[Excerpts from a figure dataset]
════════════════
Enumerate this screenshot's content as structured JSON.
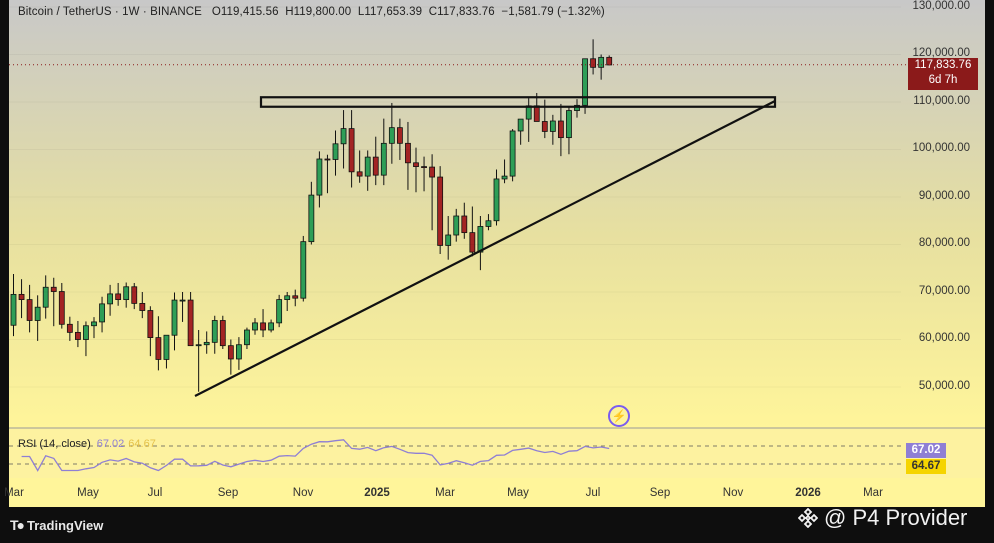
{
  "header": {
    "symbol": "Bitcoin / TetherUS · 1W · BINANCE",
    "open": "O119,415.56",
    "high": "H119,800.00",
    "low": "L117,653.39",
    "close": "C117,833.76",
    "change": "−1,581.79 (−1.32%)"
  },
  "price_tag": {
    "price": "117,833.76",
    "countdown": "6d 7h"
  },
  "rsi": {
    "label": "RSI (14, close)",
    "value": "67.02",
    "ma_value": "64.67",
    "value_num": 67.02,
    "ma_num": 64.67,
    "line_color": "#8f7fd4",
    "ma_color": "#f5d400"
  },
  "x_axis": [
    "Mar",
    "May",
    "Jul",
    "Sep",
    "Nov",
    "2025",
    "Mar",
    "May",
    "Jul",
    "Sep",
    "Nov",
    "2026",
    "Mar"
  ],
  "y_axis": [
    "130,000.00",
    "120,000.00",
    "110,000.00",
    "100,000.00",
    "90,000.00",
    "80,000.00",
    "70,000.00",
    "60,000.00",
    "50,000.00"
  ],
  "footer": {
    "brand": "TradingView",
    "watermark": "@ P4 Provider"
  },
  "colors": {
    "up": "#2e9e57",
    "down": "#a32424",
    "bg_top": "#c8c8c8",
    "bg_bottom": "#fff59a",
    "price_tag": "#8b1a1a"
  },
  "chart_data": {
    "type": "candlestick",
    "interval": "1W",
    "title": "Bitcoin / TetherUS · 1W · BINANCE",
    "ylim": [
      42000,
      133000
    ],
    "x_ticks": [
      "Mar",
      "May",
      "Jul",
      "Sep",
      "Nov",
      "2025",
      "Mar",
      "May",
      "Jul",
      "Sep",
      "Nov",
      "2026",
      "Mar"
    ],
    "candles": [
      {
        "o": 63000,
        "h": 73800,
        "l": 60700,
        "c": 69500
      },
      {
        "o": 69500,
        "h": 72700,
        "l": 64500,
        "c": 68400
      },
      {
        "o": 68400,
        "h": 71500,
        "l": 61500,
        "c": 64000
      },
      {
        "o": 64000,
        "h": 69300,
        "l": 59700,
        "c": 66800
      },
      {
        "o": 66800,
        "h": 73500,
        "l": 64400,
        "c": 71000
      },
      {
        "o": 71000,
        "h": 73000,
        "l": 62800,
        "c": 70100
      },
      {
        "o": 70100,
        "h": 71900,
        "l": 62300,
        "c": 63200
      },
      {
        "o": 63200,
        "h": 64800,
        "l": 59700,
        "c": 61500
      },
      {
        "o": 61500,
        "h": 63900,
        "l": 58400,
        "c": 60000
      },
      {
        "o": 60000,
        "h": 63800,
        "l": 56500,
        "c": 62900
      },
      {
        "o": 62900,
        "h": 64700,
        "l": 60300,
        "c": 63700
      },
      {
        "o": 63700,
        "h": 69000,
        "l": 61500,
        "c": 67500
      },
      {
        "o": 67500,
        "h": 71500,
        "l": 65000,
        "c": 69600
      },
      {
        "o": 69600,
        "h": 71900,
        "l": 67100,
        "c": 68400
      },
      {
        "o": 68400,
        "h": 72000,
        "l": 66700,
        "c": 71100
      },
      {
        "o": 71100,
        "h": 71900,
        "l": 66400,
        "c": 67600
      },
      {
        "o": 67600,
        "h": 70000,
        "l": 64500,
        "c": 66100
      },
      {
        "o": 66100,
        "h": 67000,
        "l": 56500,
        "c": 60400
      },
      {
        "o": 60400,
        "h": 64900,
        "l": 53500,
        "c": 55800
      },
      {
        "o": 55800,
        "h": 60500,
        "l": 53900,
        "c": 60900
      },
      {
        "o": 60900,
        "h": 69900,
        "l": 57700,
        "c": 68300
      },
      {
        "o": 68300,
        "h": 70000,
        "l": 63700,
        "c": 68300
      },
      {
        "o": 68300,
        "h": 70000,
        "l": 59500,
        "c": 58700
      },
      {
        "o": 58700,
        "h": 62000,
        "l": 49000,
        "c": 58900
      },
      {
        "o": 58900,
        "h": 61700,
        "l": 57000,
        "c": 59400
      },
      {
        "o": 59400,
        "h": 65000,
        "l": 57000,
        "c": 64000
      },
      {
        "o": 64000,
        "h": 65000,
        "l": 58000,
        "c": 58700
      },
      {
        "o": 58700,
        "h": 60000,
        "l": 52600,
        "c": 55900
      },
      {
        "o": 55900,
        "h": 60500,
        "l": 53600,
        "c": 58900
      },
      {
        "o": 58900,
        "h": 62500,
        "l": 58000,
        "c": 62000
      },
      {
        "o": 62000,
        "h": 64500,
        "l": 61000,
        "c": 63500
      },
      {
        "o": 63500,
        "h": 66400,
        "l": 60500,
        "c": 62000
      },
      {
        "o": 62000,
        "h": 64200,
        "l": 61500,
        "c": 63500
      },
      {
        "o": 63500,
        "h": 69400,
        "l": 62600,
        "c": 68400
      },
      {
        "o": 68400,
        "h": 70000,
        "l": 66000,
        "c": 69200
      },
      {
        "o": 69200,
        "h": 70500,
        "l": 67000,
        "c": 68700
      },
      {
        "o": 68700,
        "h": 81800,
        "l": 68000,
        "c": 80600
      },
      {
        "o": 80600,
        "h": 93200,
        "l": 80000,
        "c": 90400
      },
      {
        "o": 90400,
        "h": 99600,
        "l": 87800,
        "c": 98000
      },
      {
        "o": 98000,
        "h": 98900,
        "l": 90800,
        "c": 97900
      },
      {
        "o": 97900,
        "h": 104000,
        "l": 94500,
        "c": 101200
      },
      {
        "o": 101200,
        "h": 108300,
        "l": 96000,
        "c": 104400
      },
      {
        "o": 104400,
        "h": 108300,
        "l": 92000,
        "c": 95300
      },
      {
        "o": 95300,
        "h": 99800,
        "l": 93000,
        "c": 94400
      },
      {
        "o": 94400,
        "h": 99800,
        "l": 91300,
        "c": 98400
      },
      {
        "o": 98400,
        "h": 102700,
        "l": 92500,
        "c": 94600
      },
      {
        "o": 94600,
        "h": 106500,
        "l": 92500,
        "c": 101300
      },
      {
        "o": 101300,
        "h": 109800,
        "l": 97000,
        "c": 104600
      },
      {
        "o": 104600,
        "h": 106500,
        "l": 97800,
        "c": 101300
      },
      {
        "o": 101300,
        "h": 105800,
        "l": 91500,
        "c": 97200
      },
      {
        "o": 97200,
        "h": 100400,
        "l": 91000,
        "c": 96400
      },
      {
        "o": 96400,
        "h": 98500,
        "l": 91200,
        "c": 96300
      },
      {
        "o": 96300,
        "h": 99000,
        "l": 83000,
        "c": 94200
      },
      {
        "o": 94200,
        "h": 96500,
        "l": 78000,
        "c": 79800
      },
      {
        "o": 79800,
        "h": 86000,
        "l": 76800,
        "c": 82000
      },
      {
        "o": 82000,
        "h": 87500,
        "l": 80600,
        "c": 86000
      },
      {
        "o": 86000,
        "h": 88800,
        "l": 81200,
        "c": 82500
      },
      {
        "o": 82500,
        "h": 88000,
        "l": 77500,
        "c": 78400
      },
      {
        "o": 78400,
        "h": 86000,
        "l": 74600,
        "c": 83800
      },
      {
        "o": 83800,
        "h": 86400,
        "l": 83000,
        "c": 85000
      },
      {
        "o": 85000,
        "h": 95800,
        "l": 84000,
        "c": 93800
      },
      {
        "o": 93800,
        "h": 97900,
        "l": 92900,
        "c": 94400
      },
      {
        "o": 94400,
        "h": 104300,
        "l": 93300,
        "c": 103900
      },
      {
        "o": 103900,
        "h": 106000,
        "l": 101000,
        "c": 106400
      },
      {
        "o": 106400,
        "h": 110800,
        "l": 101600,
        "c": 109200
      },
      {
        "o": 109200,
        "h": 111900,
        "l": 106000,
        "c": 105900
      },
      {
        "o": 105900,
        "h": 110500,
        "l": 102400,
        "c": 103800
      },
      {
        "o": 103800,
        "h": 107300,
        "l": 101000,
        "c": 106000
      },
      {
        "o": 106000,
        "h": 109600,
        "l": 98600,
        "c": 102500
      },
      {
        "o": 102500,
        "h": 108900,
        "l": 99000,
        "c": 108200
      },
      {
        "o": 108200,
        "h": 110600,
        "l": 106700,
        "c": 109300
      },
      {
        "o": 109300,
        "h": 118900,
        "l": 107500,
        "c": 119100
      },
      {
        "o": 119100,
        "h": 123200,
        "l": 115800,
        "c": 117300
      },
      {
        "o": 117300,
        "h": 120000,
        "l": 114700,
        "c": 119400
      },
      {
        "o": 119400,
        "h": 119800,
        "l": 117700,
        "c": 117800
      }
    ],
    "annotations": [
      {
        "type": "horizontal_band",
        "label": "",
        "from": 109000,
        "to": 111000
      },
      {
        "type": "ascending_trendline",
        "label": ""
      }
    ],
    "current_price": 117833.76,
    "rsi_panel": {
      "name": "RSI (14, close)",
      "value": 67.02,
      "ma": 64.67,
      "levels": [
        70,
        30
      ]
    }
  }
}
════════════════
=== Directions ===
Gather each line of the records holding the string "Bitcoin".

=== Reply to the exercise ===
    "symbol": "Bitcoin / TetherUS · 1W · BINANCE",
    "title": "Bitcoin / TetherUS · 1W · BINANCE",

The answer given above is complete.